*The problem*. Copy out the complete listing, word for word.
=== Data shown ===
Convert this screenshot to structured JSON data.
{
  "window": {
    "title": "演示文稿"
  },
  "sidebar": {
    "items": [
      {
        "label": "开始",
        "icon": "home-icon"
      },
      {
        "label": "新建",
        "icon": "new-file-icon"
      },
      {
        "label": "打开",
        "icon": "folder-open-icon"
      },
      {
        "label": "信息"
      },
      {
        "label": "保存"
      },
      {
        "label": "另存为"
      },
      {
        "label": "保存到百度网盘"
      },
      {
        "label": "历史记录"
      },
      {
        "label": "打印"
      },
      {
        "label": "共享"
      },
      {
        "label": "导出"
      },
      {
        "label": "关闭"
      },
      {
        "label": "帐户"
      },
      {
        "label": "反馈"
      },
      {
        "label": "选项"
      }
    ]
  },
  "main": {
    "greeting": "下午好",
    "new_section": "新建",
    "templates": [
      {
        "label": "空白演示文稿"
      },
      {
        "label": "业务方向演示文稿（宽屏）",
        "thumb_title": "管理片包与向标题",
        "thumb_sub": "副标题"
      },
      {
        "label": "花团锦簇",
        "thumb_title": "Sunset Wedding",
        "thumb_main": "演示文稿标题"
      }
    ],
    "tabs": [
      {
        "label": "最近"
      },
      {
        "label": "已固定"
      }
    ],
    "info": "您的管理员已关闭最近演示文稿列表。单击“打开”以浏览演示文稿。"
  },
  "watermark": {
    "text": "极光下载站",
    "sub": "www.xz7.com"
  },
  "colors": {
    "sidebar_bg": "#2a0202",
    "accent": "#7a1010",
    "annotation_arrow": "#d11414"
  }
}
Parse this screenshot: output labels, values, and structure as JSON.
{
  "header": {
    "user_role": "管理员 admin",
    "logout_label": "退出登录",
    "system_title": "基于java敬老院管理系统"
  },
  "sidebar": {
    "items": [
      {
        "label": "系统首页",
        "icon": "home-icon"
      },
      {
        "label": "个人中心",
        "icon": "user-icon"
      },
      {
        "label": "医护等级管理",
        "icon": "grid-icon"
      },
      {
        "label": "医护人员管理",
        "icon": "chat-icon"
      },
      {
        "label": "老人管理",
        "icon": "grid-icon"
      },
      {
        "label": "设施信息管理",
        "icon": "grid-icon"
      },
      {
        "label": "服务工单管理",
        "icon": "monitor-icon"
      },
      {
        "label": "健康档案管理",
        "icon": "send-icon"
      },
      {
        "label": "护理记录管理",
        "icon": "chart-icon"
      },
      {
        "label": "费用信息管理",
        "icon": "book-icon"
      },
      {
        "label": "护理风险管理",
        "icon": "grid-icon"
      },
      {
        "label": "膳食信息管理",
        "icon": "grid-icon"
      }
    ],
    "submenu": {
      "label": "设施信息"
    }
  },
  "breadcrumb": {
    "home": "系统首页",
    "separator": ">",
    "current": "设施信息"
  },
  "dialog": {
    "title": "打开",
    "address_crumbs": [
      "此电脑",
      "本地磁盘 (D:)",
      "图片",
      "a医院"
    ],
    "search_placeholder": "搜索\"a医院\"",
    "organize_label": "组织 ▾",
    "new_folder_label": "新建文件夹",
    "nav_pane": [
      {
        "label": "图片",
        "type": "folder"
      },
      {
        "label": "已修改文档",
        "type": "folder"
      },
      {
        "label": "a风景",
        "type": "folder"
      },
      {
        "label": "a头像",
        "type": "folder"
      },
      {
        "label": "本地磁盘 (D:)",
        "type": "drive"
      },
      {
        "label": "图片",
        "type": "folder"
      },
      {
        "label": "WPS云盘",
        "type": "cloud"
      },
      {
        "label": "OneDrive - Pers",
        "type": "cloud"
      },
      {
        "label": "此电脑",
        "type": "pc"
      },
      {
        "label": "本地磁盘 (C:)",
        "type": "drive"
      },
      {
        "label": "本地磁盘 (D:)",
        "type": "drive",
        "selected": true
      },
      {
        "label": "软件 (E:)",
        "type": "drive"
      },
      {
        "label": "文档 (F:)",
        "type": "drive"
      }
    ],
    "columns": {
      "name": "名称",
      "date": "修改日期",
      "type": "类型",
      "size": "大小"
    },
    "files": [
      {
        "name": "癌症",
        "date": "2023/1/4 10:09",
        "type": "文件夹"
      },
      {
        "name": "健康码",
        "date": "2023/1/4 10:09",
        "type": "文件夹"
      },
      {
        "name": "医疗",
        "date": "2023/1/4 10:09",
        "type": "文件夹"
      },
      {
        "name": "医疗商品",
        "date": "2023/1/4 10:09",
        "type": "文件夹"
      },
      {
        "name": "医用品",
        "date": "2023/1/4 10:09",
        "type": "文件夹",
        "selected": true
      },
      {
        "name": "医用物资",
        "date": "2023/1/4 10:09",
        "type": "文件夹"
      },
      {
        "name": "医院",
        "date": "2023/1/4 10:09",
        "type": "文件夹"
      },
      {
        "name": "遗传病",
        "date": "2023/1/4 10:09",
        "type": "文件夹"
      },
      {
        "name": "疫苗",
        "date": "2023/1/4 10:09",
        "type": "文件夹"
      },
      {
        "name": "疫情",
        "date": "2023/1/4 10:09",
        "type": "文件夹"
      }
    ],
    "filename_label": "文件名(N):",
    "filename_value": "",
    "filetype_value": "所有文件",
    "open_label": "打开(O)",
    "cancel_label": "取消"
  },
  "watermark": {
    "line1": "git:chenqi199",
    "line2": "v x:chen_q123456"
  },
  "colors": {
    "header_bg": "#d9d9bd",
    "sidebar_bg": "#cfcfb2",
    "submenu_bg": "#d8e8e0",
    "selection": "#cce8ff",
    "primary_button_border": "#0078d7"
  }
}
===
*Problem solution*.
Convert this screenshot to structured JSON data.
{
  "window": {
    "title": "演示文稿"
  },
  "sidebar": {
    "items": [
      {
        "label": "开始",
        "icon": "home-icon"
      },
      {
        "label": "新建",
        "icon": "new-file-icon"
      },
      {
        "label": "打开",
        "icon": "folder-open-icon"
      },
      {
        "label": "信息"
      },
      {
        "label": "保存"
      },
      {
        "label": "另存为"
      },
      {
        "label": "保存到百度网盘"
      },
      {
        "label": "历史记录"
      },
      {
        "label": "打印"
      },
      {
        "label": "共享"
      },
      {
        "label": "导出"
      },
      {
        "label": "关闭"
      },
      {
        "label": "帐户"
      },
      {
        "label": "反馈"
      },
      {
        "label": "选项"
      }
    ]
  },
  "main": {
    "greeting": "下午好",
    "new_section": "新建",
    "templates": [
      {
        "label": "空白演示文稿"
      },
      {
        "label": "业务方向演示文稿（宽屏）",
        "thumb_title": "管理片包与向标题",
        "thumb_sub": "副标题"
      },
      {
        "label": "花团锦簇",
        "thumb_title": "Sunset Wedding",
        "thumb_main": "演示文稿标题"
      }
    ],
    "tabs": [
      {
        "label": "最近"
      },
      {
        "label": "已固定"
      }
    ],
    "info": "您的管理员已关闭最近演示文稿列表。单击“打开”以浏览演示文稿。"
  },
  "watermark": {
    "text": "极光下载站",
    "sub": "www.xz7.com"
  },
  "colors": {
    "sidebar_bg": "#2a0202",
    "accent": "#7a1010",
    "annotation_arrow": "#d11414"
  }
}
Parse this screenshot: output labels, values, and structure as JSON.
{
  "header": {
    "user_role": "管理员 admin",
    "logout_label": "退出登录",
    "system_title": "基于java敬老院管理系统"
  },
  "sidebar": {
    "items": [
      {
        "label": "系统首页",
        "icon": "home-icon"
      },
      {
        "label": "个人中心",
        "icon": "user-icon"
      },
      {
        "label": "医护等级管理",
        "icon": "grid-icon"
      },
      {
        "label": "医护人员管理",
        "icon": "chat-icon"
      },
      {
        "label": "老人管理",
        "icon": "grid-icon"
      },
      {
        "label": "设施信息管理",
        "icon": "grid-icon"
      },
      {
        "label": "服务工单管理",
        "icon": "monitor-icon"
      },
      {
        "label": "健康档案管理",
        "icon": "send-icon"
      },
      {
        "label": "护理记录管理",
        "icon": "chart-icon"
      },
      {
        "label": "费用信息管理",
        "icon": "book-icon"
      },
      {
        "label": "护理风险管理",
        "icon": "grid-icon"
      },
      {
        "label": "膳食信息管理",
        "icon": "grid-icon"
      }
    ],
    "submenu": {
      "label": "设施信息"
    }
  },
  "breadcrumb": {
    "home": "系统首页",
    "separator": ">",
    "current": "设施信息"
  },
  "dialog": {
    "title": "打开",
    "address_crumbs": [
      "此电脑",
      "本地磁盘 (D:)",
      "图片",
      "a医院"
    ],
    "search_placeholder": "搜索\"a医院\"",
    "organize_label": "组织 ▾",
    "new_folder_label": "新建文件夹",
    "nav_pane": [
      {
        "label": "图片",
        "type": "folder"
      },
      {
        "label": "已修改文档",
        "type": "folder"
      },
      {
        "label": "a风景",
        "type": "folder"
      },
      {
        "label": "a头像",
        "type": "folder"
      },
      {
        "label": "本地磁盘 (D:)",
        "type": "drive"
      },
      {
        "label": "图片",
        "type": "folder"
      },
      {
        "label": "WPS云盘",
        "type": "cloud"
      },
      {
        "label": "OneDrive - Pers",
        "type": "cloud"
      },
      {
        "label": "此电脑",
        "type": "pc"
      },
      {
        "label": "本地磁盘 (C:)",
        "type": "drive"
      },
      {
        "label": "本地磁盘 (D:)",
        "type": "drive",
        "selected": true
      },
      {
        "label": "软件 (E:)",
        "type": "drive"
      },
      {
        "label": "文档 (F:)",
        "type": "drive"
      }
    ],
    "columns": {
      "name": "名称",
      "date": "修改日期",
      "type": "类型",
      "size": "大小"
    },
    "files": [
      {
        "name": "癌症",
        "date": "2023/1/4 10:09",
        "type": "文件夹"
      },
      {
        "name": "健康码",
        "date": "2023/1/4 10:09",
        "type": "文件夹"
      },
      {
        "name": "医疗",
        "date": "2023/1/4 10:09",
        "type": "文件夹"
      },
      {
        "name": "医疗商品",
        "date": "2023/1/4 10:09",
        "type": "文件夹"
      },
      {
        "name": "医用品",
        "date": "2023/1/4 10:09",
        "type": "文件夹",
        "selected": true
      },
      {
        "name": "医用物资",
        "date": "2023/1/4 10:09",
        "type": "文件夹"
      },
      {
        "name": "医院",
        "date": "2023/1/4 10:09",
        "type": "文件夹"
      },
      {
        "name": "遗传病",
        "date": "2023/1/4 10:09",
        "type": "文件夹"
      },
      {
        "name": "疫苗",
        "date": "2023/1/4 10:09",
        "type": "文件夹"
      },
      {
        "name": "疫情",
        "date": "2023/1/4 10:09",
        "type": "文件夹"
      }
    ],
    "filename_label": "文件名(N):",
    "filename_value": "",
    "filetype_value": "所有文件",
    "open_label": "打开(O)",
    "cancel_label": "取消"
  },
  "watermark": {
    "line1": "git:chenqi199",
    "line2": "v x:chen_q123456"
  },
  "colors": {
    "header_bg": "#d9d9bd",
    "sidebar_bg": "#cfcfb2",
    "submenu_bg": "#d8e8e0",
    "selection": "#cce8ff",
    "primary_button_border": "#0078d7"
  }
}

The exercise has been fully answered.